▶ [Stated goal]: Images are not part of the copy; write out the rest of the data exactly as given.

________________________

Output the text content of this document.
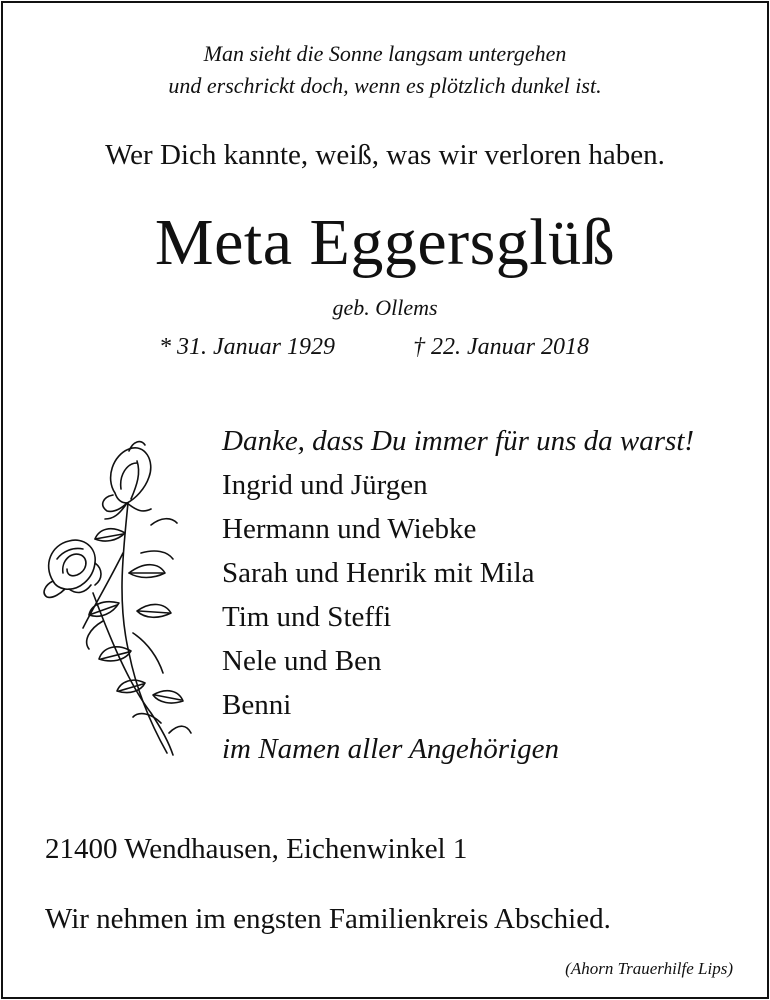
Man sieht die Sonne langsam untergehen
und erschrickt doch, wenn es plötzlich dunkel ist.
Wer Dich kannte, weiß, was wir verloren haben.
Meta Eggersglüß
geb. Ollems
* 31. Januar 1929	† 22. Januar 2018
Danke, dass Du immer für uns da warst!
Ingrid und Jürgen
Hermann und Wiebke
Sarah und Henrik mit Mila
Tim und Steffi
Nele und Ben
Benni
im Namen aller Angehörigen
21400 Wendhausen, Eichenwinkel 1
Wir nehmen im engsten Familienkreis Abschied.
(Ahorn Trauerhilfe Lips)
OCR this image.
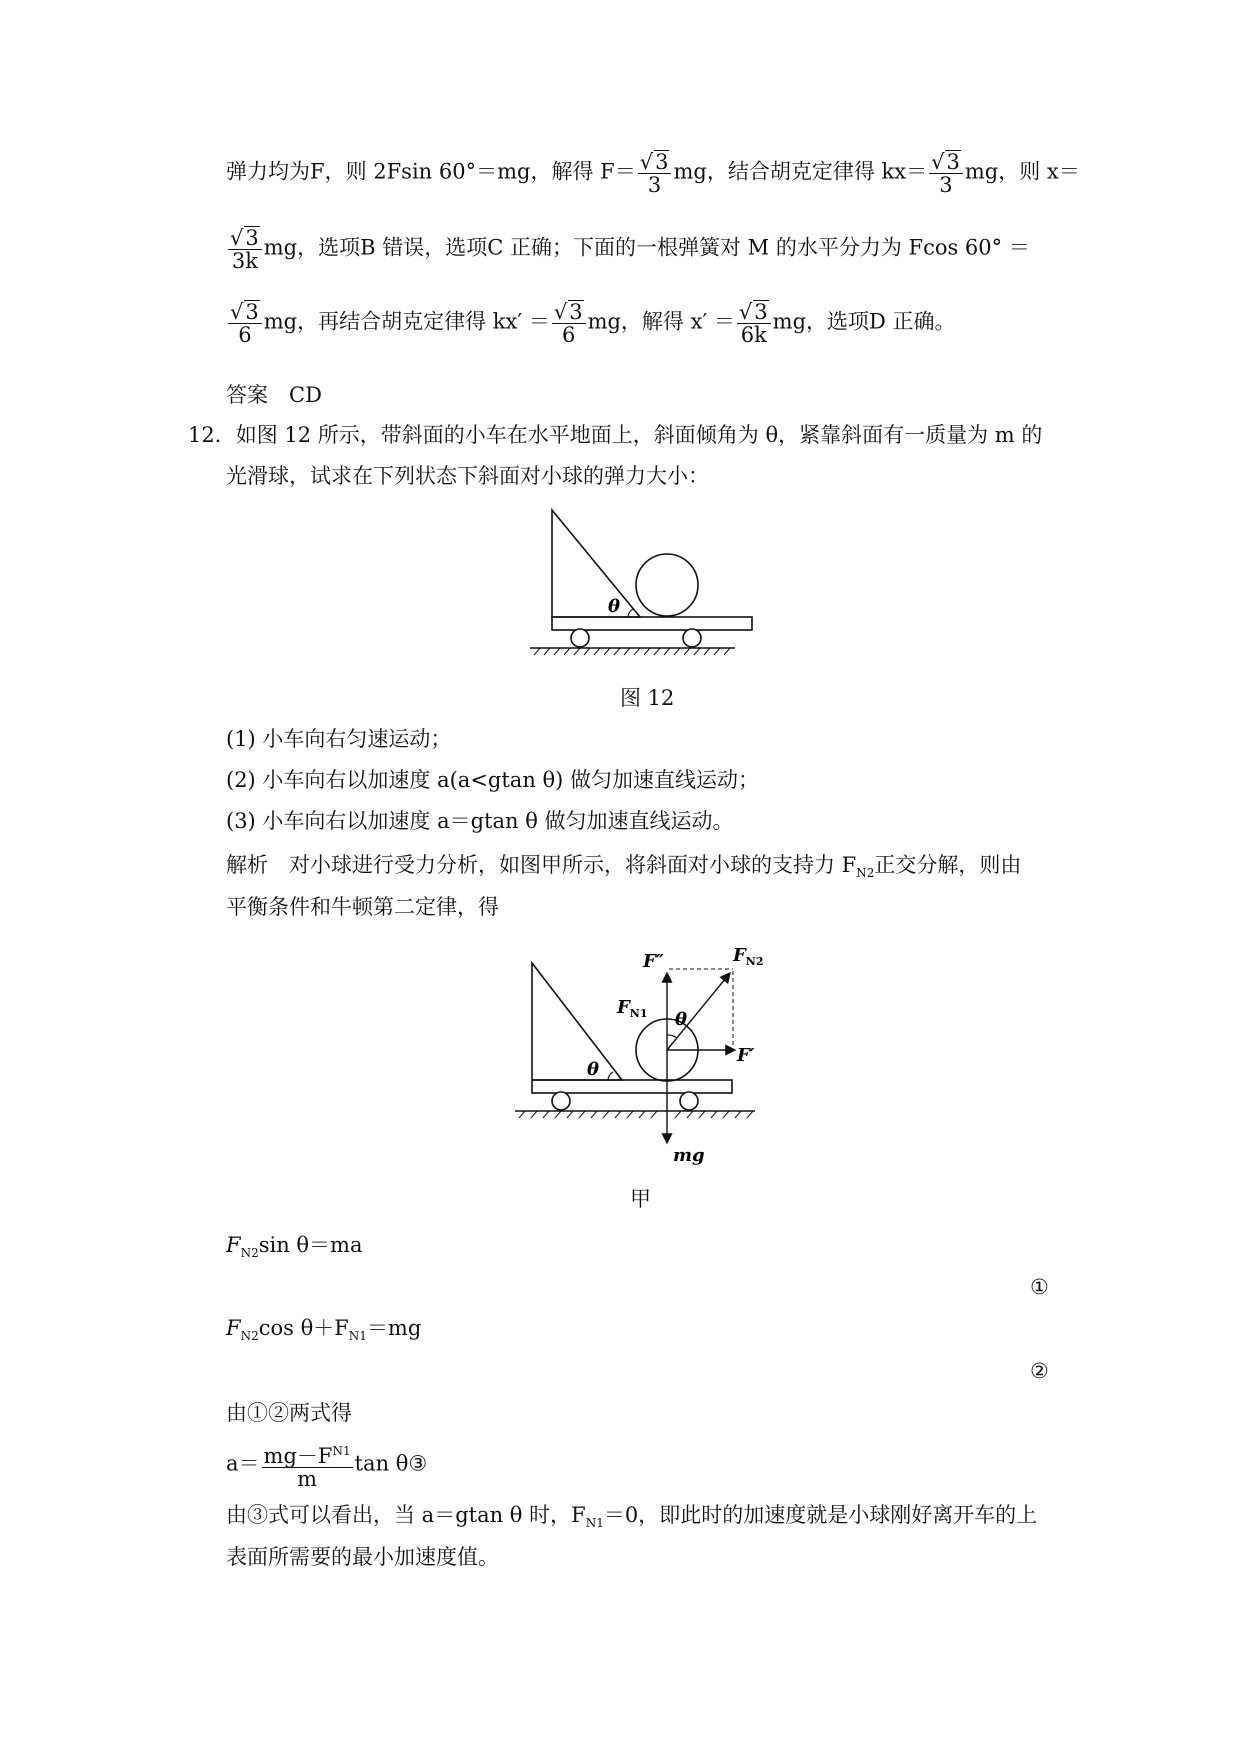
弹力均为F，则 2Fsin 60°＝mg，解得 $F= \frac{√3}{3}$ mg，结合胡克定律得 $kx= \frac{√3}{3}$ mg，则 x＝
$\frac{√3}{3k}$ mg，选项B 错误，选项C 正确；下面的一根弹簧对 M 的水平分力为 Fcos 60° ＝
$\frac{√3}{6}$ mg，再结合胡克定律得 $kx' = \frac{√3}{6}$ mg，解得 $x' = \frac{√3}{6k}$ mg，选项D 正确。
答案　CD
12．如图 12 所示，带斜面的小车在水平地面上，斜面倾角为 θ，紧靠斜面有一质量为 m 的
光滑球，试求在下列状态下斜面对小球的弹力大小：
θ
图 12
(1) 小车向右匀速运动；
(2) 小车向右以加速度 a(a<gtan θ) 做匀加速直线运动；
(3) 小车向右以加速度 a＝gtan θ 做匀加速直线运动。
解析　对小球进行受力分析，如图甲所示，将斜面对小球的支持力 $F_{N2}$正交分解，则由
平衡条件和牛顿第二定律，得
θ
θ
F″	$F_{N2}$
$F_{N1}$
F′
mg
甲
$F_{N2}\sin$ θ＝ma
①
$F_{N2}\cos$ $\theta+F_{N1}=mg$
②
由①②两式得
$a= \frac{mg-F^{N1}}{m}$ tan θ③
由③式可以看出，当 a＝gtan θ 时，$F_{N1}=0$，即此时的加速度就是小球刚好离开车的上
表面所需要的最小加速度值。
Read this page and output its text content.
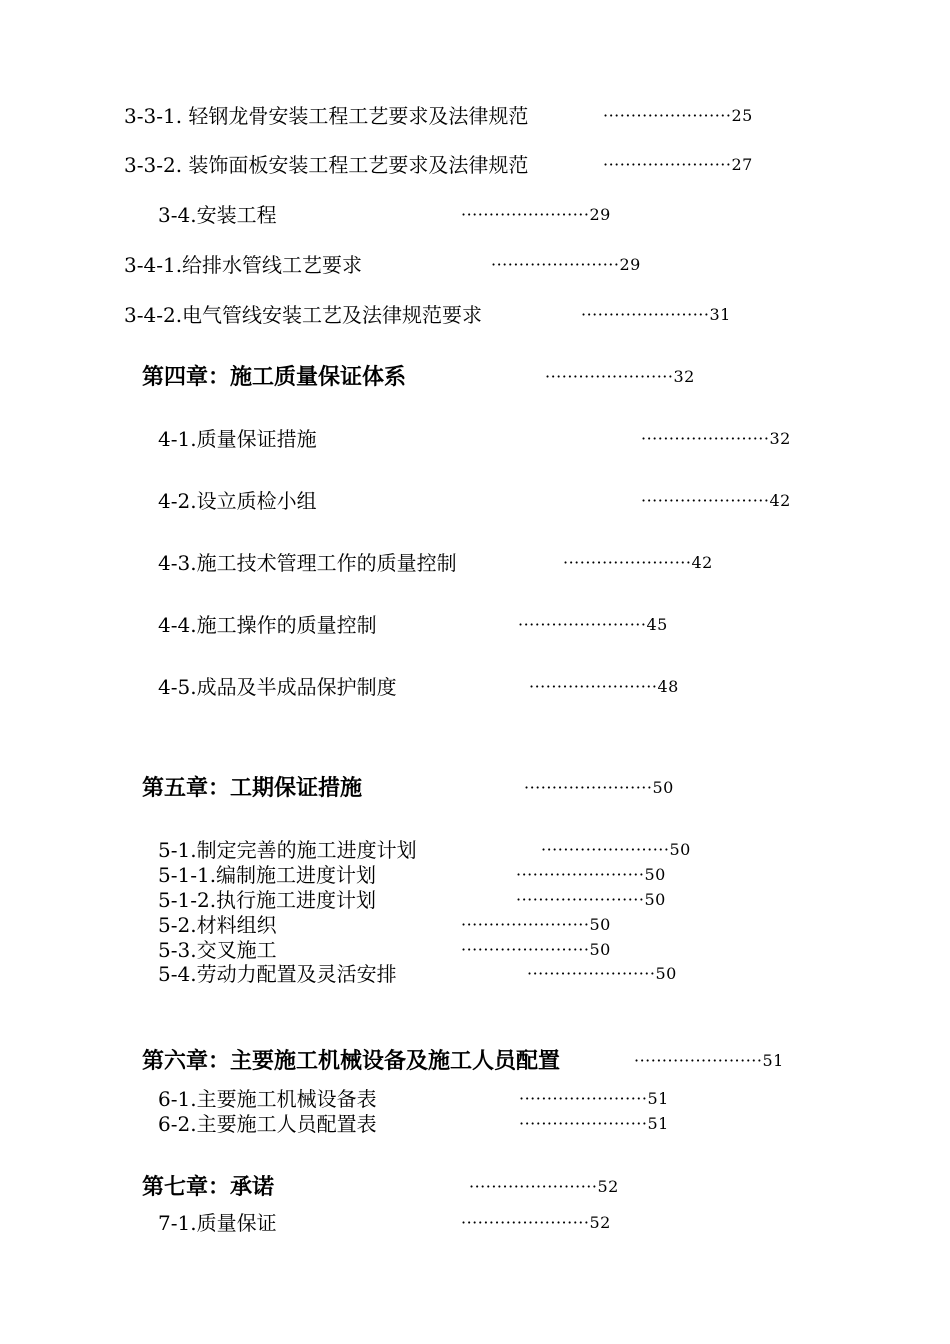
3-3-1. 轻钢龙骨安装工程工艺要求及法律规范	·······················25
3-3-2. 装饰面板安装工程工艺要求及法律规范	·······················27
3-4.安装工程	·······················29
3-4-1.给排水管线工艺要求	·······················29
3-4-2.电气管线安装工艺及法律规范要求	·······················31
第四章：施工质量保证体系	·······················32
4-1.质量保证措施	·······················32
4-2.设立质检小组	·······················42
4-3.施工技术管理工作的质量控制	·······················42
4-4.施工操作的质量控制	·······················45
4-5.成品及半成品保护制度	·······················48
第五章：工期保证措施	·······················50
5-1.制定完善的施工进度计划	·······················50
5-1-1.编制施工进度计划	·······················50
5-1-2.执行施工进度计划	·······················50
5-2.材料组织	·······················50
5-3.交叉施工	·······················50
5-4.劳动力配置及灵活安排	·······················50
第六章：主要施工机械设备及施工人员配置	·······················51
6-1.主要施工机械设备表	·······················51
6-2.主要施工人员配置表	·······················51
第七章：承诺	·······················52
7-1.质量保证	·······················52
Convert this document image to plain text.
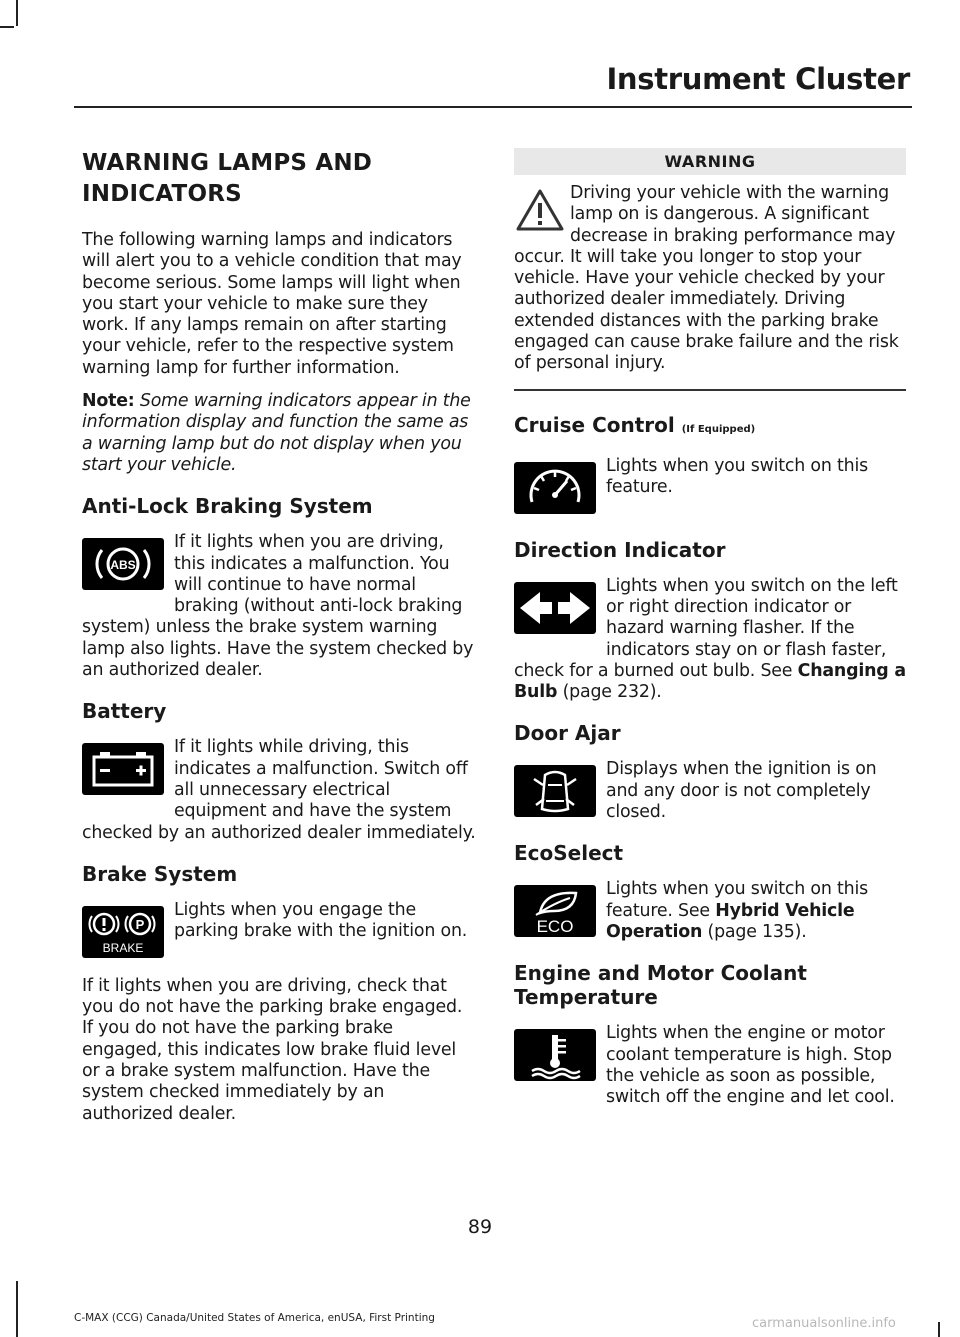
Instrument Cluster
WARNING LAMPS AND
INDICATORS

The following warning lamps and indicators will alert you to a vehicle condition that may become serious. Some lamps will light when you start your vehicle to make sure they work. If any lamps remain on after starting your vehicle, refer to the respective system warning lamp for further information.

Note: Some warning indicators appear in the information display and function the same as a warning lamp but do not display when you start your vehicle.

Anti-Lock Braking System
ABS

If it lights when you are driving, this indicates a malfunction. You will continue to have normal braking (without anti-lock braking system) unless the brake system warning lamp also lights. Have the system checked by an authorized dealer.

Battery

If it lights while driving, this indicates a malfunction. Switch off all unnecessary electrical equipment and have the system checked by an authorized dealer immediately.

Brake System
P
BRAKE

Lights when you engage the parking brake with the ignition on.

If it lights when you are driving, check that you do not have the parking brake engaged. If you do not have the parking brake engaged, this indicates low brake fluid level or a brake system malfunction. Have the system checked immediately by an authorized dealer.

WARNING

Driving your vehicle with the warning lamp on is dangerous. A significant decrease in braking performance may occur. It will take you longer to stop your vehicle. Have your vehicle checked by your authorized dealer immediately. Driving extended distances with the parking brake engaged can cause brake failure and the risk of personal injury.

Cruise Control (If Equipped)

Lights when you switch on this feature.

Direction Indicator

Lights when you switch on the left or right direction indicator or hazard warning flasher. If the indicators stay on or flash faster, check for a burned out bulb. See Changing a Bulb (page 232).

Door Ajar

Displays when the ignition is on and any door is not completely closed.

EcoSelect
ECO

Lights when you switch on this feature. See Hybrid Vehicle Operation (page 135).

Engine and Motor Coolant Temperature

Lights when the engine or motor coolant temperature is high. Stop the vehicle as soon as possible, switch off the engine and let cool.

89
C-MAX (CCG) Canada/United States of America, enUSA, First Printing	carmanualsonline.info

________________________

▶ [The answer]:
Output the text content of this document.
Man sieht die Sonne langsam untergehen
und erschrickt doch, wenn es plötzlich dunkel ist.
Wer Dich kannte, weiß, was wir verloren haben.
Meta Eggersglüß
geb. Ollems
* 31. Januar 1929	† 22. Januar 2018
Danke, dass Du immer für uns da warst!
Ingrid und Jürgen
Hermann und Wiebke
Sarah und Henrik mit Mila
Tim und Steffi
Nele und Ben
Benni
im Namen aller Angehörigen
21400 Wendhausen, Eichenwinkel 1
Wir nehmen im engsten Familienkreis Abschied.
(Ahorn Trauerhilfe Lips)
OCR this image.
弹力均为F，则 2Fsin 60°＝mg，解得 $F= \frac{√3}{3}$ mg，结合胡克定律得 $kx= \frac{√3}{3}$ mg，则 x＝
$\frac{√3}{3k}$ mg，选项B 错误，选项C 正确；下面的一根弹簧对 M 的水平分力为 Fcos 60° ＝
$\frac{√3}{6}$ mg，再结合胡克定律得 $kx' = \frac{√3}{6}$ mg，解得 $x' = \frac{√3}{6k}$ mg，选项D 正确。
答案　CD
12．如图 12 所示，带斜面的小车在水平地面上，斜面倾角为 θ，紧靠斜面有一质量为 m 的
光滑球，试求在下列状态下斜面对小球的弹力大小：
θ
图 12
(1) 小车向右匀速运动；
(2) 小车向右以加速度 a(a<gtan θ) 做匀加速直线运动；
(3) 小车向右以加速度 a＝gtan θ 做匀加速直线运动。
解析　对小球进行受力分析，如图甲所示，将斜面对小球的支持力 $F_{N2}$正交分解，则由
平衡条件和牛顿第二定律，得
θ
θ
F″	$F_{N2}$
$F_{N1}$
F′
mg
甲
$F_{N2}\sin$ θ＝ma
①
$F_{N2}\cos$ $\theta+F_{N1}=mg$
②
由①②两式得
$a= \frac{mg-F^{N1}}{m}$ tan θ③
由③式可以看出，当 a＝gtan θ 时，$F_{N1}=0$，即此时的加速度就是小球刚好离开车的上
表面所需要的最小加速度值。
Read this page and output its text content.
3-3-1. 轻钢龙骨安装工程工艺要求及法律规范	·······················25
3-3-2. 装饰面板安装工程工艺要求及法律规范	·······················27
3-4.安装工程	·······················29
3-4-1.给排水管线工艺要求	·······················29
3-4-2.电气管线安装工艺及法律规范要求	·······················31
第四章：施工质量保证体系	·······················32
4-1.质量保证措施	·······················32
4-2.设立质检小组	·······················42
4-3.施工技术管理工作的质量控制	·······················42
4-4.施工操作的质量控制	·······················45
4-5.成品及半成品保护制度	·······················48
第五章：工期保证措施	·······················50
5-1.制定完善的施工进度计划	·······················50
5-1-1.编制施工进度计划	·······················50
5-1-2.执行施工进度计划	·······················50
5-2.材料组织	·······················50
5-3.交叉施工	·······················50
5-4.劳动力配置及灵活安排	·······················50
第六章：主要施工机械设备及施工人员配置	·······················51
6-1.主要施工机械设备表	·······················51
6-2.主要施工人员配置表	·······················51
第七章：承诺	·······················52
7-1.质量保证	·······················52
Convert this document image to plain text.
Instrument Cluster
WARNING LAMPS AND
INDICATORS

The following warning lamps and indicators will alert you to a vehicle condition that may become serious. Some lamps will light when you start your vehicle to make sure they work. If any lamps remain on after starting your vehicle, refer to the respective system warning lamp for further information.

Note: Some warning indicators appear in the information display and function the same as a warning lamp but do not display when you start your vehicle.

Anti-Lock Braking System
ABS

If it lights when you are driving, this indicates a malfunction. You will continue to have normal braking (without anti-lock braking system) unless the brake system warning lamp also lights. Have the system checked by an authorized dealer.

Battery

If it lights while driving, this indicates a malfunction. Switch off all unnecessary electrical equipment and have the system checked by an authorized dealer immediately.

Brake System
P
BRAKE

Lights when you engage the parking brake with the ignition on.

If it lights when you are driving, check that you do not have the parking brake engaged. If you do not have the parking brake engaged, this indicates low brake fluid level or a brake system malfunction. Have the system checked immediately by an authorized dealer.

WARNING

Driving your vehicle with the warning lamp on is dangerous. A significant decrease in braking performance may occur. It will take you longer to stop your vehicle. Have your vehicle checked by your authorized dealer immediately. Driving extended distances with the parking brake engaged can cause brake failure and the risk of personal injury.

Cruise Control (If Equipped)

Lights when you switch on this feature.

Direction Indicator

Lights when you switch on the left or right direction indicator or hazard warning flasher. If the indicators stay on or flash faster, check for a burned out bulb. See Changing a Bulb (page 232).

Door Ajar

Displays when the ignition is on and any door is not completely closed.

EcoSelect
ECO

Lights when you switch on this feature. See Hybrid Vehicle Operation (page 135).

Engine and Motor Coolant Temperature

Lights when the engine or motor coolant temperature is high. Stop the vehicle as soon as possible, switch off the engine and let cool.

89
C-MAX (CCG) Canada/United States of America, enUSA, First Printing	carmanualsonline.info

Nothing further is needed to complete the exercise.